◆ Task directions
Rewrite the part of the records that runs from their start through the line containing "about-line: also offers", swapping "interactable" for "clickable" and keeping everything else the same.

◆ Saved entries
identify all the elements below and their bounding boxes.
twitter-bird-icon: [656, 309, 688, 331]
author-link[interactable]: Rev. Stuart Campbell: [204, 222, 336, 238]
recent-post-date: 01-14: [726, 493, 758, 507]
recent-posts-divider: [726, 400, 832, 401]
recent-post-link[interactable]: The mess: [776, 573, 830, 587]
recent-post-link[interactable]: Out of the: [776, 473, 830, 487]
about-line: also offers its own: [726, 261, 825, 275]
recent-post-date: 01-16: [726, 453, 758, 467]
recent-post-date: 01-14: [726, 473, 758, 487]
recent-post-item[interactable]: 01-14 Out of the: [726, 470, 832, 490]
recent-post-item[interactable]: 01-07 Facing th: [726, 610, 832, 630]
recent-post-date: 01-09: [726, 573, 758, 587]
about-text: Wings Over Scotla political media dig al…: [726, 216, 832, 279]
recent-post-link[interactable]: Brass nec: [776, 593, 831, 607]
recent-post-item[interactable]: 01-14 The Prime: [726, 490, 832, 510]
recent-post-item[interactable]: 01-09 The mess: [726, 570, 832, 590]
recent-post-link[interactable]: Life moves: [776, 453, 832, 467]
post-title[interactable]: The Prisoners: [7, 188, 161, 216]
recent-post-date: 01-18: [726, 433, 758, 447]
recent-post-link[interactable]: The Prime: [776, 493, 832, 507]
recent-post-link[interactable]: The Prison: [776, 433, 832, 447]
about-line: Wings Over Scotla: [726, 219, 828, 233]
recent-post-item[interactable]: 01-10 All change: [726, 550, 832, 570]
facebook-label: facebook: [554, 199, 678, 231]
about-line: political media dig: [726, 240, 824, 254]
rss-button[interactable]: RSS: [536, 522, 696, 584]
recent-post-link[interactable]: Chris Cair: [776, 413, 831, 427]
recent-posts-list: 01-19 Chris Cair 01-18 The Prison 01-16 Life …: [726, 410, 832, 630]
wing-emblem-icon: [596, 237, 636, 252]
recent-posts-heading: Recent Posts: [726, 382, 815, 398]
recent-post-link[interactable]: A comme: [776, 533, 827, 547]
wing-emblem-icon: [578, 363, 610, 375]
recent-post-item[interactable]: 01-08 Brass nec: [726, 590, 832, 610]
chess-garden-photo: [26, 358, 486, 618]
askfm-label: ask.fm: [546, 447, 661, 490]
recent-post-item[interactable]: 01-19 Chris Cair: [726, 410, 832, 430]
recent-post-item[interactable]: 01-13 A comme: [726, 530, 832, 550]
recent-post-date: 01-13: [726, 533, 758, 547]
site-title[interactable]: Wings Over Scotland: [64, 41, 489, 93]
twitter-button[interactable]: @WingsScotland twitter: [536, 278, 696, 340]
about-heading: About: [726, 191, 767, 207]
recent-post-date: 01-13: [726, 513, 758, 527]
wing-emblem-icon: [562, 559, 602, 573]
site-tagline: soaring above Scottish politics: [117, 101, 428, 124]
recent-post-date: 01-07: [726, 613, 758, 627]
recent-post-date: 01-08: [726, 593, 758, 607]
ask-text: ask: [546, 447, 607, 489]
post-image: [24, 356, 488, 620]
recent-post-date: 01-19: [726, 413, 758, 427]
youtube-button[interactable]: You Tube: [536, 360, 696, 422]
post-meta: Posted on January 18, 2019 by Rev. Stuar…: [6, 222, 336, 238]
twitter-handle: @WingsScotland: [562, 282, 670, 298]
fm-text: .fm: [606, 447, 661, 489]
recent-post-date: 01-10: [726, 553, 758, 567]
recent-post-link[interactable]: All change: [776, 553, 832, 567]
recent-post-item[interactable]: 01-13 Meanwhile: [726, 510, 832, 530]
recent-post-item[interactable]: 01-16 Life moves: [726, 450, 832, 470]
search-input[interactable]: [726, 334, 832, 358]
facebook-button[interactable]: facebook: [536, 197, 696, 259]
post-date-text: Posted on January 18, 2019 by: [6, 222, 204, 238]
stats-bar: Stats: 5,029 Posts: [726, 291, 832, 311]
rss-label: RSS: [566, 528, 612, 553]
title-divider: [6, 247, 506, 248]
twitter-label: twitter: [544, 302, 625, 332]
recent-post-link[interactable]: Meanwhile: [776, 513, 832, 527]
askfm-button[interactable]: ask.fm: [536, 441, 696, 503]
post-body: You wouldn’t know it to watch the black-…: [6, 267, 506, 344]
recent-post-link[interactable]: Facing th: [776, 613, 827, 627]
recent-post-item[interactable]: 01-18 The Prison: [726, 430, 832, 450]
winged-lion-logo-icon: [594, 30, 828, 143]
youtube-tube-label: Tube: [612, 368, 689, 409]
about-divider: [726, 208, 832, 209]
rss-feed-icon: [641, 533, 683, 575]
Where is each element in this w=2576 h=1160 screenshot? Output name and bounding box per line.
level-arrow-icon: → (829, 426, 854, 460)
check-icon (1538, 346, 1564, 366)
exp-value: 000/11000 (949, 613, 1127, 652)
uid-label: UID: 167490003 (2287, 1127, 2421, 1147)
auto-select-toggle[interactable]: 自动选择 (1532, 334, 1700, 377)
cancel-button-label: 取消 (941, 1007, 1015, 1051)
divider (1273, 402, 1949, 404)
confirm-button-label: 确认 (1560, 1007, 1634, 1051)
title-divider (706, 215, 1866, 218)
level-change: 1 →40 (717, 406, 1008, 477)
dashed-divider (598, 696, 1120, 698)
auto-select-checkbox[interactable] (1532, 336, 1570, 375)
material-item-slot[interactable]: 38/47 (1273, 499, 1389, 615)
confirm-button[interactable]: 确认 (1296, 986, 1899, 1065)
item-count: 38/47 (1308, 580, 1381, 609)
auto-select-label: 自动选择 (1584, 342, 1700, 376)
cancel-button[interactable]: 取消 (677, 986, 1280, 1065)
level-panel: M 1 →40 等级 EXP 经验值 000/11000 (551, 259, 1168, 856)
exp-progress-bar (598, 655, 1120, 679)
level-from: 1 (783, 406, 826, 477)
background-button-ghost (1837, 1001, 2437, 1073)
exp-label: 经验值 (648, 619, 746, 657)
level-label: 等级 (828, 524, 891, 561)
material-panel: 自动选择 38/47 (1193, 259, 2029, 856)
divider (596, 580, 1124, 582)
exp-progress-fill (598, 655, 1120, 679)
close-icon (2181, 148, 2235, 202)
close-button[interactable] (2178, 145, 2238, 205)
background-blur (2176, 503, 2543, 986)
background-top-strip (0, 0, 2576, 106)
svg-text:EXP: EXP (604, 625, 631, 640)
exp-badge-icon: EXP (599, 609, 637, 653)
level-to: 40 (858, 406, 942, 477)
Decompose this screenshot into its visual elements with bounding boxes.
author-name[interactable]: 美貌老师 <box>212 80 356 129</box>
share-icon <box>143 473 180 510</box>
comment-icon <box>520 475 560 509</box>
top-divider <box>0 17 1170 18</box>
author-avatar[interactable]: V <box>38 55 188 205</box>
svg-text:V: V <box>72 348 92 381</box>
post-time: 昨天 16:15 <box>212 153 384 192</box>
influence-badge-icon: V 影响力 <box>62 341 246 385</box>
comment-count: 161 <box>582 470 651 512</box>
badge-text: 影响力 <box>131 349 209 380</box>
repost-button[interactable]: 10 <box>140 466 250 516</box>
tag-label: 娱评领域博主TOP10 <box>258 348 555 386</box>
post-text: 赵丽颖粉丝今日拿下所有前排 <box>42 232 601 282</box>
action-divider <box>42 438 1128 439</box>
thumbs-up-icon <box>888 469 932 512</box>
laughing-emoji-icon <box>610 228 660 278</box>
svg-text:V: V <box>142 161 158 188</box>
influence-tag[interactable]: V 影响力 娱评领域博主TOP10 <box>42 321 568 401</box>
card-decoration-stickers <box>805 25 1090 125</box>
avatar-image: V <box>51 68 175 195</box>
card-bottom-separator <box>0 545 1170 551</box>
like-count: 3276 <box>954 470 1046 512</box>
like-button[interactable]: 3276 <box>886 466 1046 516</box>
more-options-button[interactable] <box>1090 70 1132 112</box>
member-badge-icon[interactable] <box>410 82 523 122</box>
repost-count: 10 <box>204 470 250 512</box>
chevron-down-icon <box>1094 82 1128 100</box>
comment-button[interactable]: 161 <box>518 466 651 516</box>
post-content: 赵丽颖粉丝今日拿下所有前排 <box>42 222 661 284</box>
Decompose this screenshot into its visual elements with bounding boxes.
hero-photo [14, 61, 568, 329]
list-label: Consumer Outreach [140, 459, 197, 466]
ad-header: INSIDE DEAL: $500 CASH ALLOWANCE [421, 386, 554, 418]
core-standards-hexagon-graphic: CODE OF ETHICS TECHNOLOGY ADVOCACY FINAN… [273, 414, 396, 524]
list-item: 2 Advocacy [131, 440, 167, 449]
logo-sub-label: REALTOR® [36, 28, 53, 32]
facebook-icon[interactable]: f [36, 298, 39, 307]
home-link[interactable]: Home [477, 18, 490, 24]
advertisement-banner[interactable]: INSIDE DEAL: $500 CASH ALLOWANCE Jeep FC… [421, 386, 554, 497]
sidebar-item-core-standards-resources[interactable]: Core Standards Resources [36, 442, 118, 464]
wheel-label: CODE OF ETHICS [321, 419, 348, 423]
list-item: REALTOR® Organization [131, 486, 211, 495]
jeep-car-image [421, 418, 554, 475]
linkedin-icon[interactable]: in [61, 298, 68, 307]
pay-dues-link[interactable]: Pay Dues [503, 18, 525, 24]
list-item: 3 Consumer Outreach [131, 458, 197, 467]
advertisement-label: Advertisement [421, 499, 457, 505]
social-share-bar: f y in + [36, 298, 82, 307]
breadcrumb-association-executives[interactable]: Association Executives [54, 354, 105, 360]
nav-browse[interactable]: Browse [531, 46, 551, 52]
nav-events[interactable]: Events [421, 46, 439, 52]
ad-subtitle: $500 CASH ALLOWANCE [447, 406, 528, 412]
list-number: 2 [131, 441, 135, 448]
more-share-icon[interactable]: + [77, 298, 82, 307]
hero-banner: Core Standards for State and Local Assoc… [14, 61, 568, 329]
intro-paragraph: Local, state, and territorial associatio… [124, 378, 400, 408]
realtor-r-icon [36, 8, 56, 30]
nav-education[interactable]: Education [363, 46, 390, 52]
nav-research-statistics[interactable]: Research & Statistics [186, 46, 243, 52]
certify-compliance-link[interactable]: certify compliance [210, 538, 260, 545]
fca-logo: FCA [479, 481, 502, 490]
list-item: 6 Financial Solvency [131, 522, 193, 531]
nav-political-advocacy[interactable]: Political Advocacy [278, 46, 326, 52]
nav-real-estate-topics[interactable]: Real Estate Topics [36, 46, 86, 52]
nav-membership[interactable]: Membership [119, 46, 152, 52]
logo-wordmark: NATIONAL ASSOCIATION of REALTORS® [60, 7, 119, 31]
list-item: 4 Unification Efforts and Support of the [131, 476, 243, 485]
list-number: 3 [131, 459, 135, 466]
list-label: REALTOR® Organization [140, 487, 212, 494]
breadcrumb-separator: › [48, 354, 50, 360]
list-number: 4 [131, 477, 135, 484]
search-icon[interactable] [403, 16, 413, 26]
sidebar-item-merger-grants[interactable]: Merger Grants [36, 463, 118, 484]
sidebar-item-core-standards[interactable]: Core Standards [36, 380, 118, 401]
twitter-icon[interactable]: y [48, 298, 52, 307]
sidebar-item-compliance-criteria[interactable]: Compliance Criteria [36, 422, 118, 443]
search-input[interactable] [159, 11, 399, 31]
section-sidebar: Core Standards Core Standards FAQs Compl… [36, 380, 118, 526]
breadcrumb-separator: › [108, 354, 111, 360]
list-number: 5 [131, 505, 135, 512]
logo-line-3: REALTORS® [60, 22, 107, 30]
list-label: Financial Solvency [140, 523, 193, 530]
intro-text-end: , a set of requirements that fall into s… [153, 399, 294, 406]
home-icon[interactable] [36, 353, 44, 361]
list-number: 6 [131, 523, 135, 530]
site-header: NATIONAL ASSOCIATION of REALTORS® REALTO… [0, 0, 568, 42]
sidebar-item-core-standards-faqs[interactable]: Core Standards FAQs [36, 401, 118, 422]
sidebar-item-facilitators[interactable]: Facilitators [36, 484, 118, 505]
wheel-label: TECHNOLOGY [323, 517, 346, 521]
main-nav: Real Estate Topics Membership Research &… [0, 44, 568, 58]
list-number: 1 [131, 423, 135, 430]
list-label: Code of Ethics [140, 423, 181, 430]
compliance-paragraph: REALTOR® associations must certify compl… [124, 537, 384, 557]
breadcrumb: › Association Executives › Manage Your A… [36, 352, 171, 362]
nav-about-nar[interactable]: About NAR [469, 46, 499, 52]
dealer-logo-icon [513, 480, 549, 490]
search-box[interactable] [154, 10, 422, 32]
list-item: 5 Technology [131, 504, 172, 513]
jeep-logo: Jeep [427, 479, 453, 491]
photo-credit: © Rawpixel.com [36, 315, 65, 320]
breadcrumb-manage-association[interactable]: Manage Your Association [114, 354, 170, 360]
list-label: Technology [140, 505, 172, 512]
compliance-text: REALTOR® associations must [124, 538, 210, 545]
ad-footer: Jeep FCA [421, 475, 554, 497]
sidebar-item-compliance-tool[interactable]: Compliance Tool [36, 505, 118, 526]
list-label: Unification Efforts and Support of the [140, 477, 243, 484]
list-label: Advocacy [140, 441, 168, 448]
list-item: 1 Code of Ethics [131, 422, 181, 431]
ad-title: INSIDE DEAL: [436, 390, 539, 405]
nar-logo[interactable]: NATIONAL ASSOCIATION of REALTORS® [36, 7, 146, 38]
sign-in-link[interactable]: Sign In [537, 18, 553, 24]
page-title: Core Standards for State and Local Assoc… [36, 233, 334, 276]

◆ Written response
identify all the elements below and their bounding boxes.
twitter-bird-icon: [656, 309, 688, 331]
author-link[clickable]: Rev. Stuart Campbell: [204, 222, 336, 238]
recent-post-date: 01-14: [726, 493, 758, 507]
recent-posts-divider: [726, 400, 832, 401]
recent-post-link[clickable]: The mess: [776, 573, 830, 587]
recent-post-link[clickable]: Out of the: [776, 473, 830, 487]
about-line: also offers its own: [726, 261, 825, 275]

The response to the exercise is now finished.